(Goal) Omit the images, then output each of the records below exactly.

(Records supplied)
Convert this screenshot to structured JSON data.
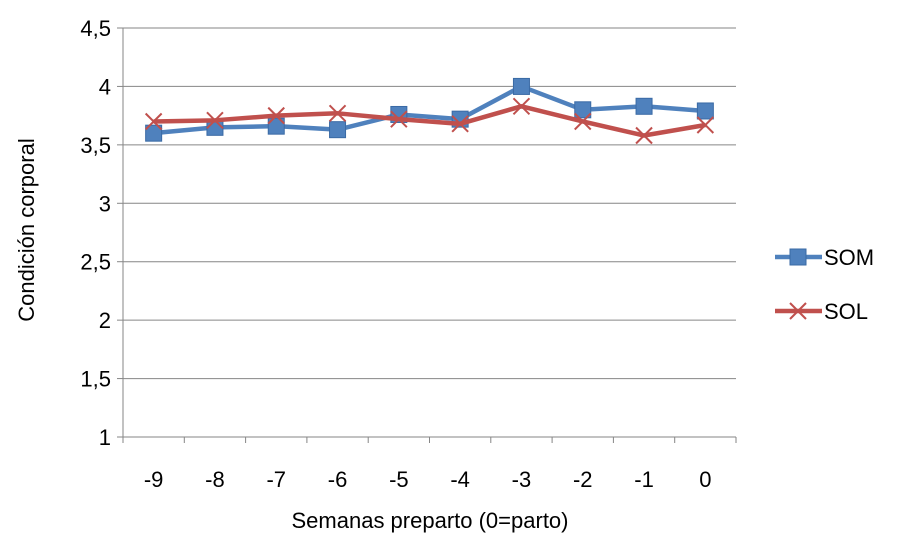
{
  "chart_data": {
    "type": "line",
    "title": "",
    "xlabel": "Semanas preparto (0=parto)",
    "ylabel": "Condición corporal",
    "categories": [
      "-9",
      "-8",
      "-7",
      "-6",
      "-5",
      "-4",
      "-3",
      "-2",
      "-1",
      "0"
    ],
    "ylim": [
      1,
      4.5
    ],
    "yticks": [
      "1",
      "1,5",
      "2",
      "2,5",
      "3",
      "3,5",
      "4",
      "4,5"
    ],
    "grid": "horizontal",
    "legend_position": "right",
    "series": [
      {
        "name": "SOM",
        "color": "#4F81BD",
        "marker": "square",
        "values": [
          3.6,
          3.65,
          3.66,
          3.63,
          3.76,
          3.72,
          4.0,
          3.8,
          3.83,
          3.79
        ]
      },
      {
        "name": "SOL",
        "color": "#C0504D",
        "marker": "x",
        "values": [
          3.7,
          3.71,
          3.75,
          3.77,
          3.72,
          3.68,
          3.83,
          3.7,
          3.58,
          3.67
        ]
      }
    ]
  }
}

(Solution for this task)
Convert this screenshot to structured JSON data.
{
  "chart_data": {
    "type": "line",
    "title": "",
    "xlabel": "Semanas preparto (0=parto)",
    "ylabel": "Condición corporal",
    "categories": [
      "-9",
      "-8",
      "-7",
      "-6",
      "-5",
      "-4",
      "-3",
      "-2",
      "-1",
      "0"
    ],
    "ylim": [
      1,
      4.5
    ],
    "yticks": [
      "1",
      "1,5",
      "2",
      "2,5",
      "3",
      "3,5",
      "4",
      "4,5"
    ],
    "grid": "horizontal",
    "legend_position": "right",
    "series": [
      {
        "name": "SOM",
        "color": "#4F81BD",
        "marker": "square",
        "values": [
          3.6,
          3.65,
          3.66,
          3.63,
          3.76,
          3.72,
          4.0,
          3.8,
          3.83,
          3.79
        ]
      },
      {
        "name": "SOL",
        "color": "#C0504D",
        "marker": "x",
        "values": [
          3.7,
          3.71,
          3.75,
          3.77,
          3.72,
          3.68,
          3.83,
          3.7,
          3.58,
          3.67
        ]
      }
    ]
  }
}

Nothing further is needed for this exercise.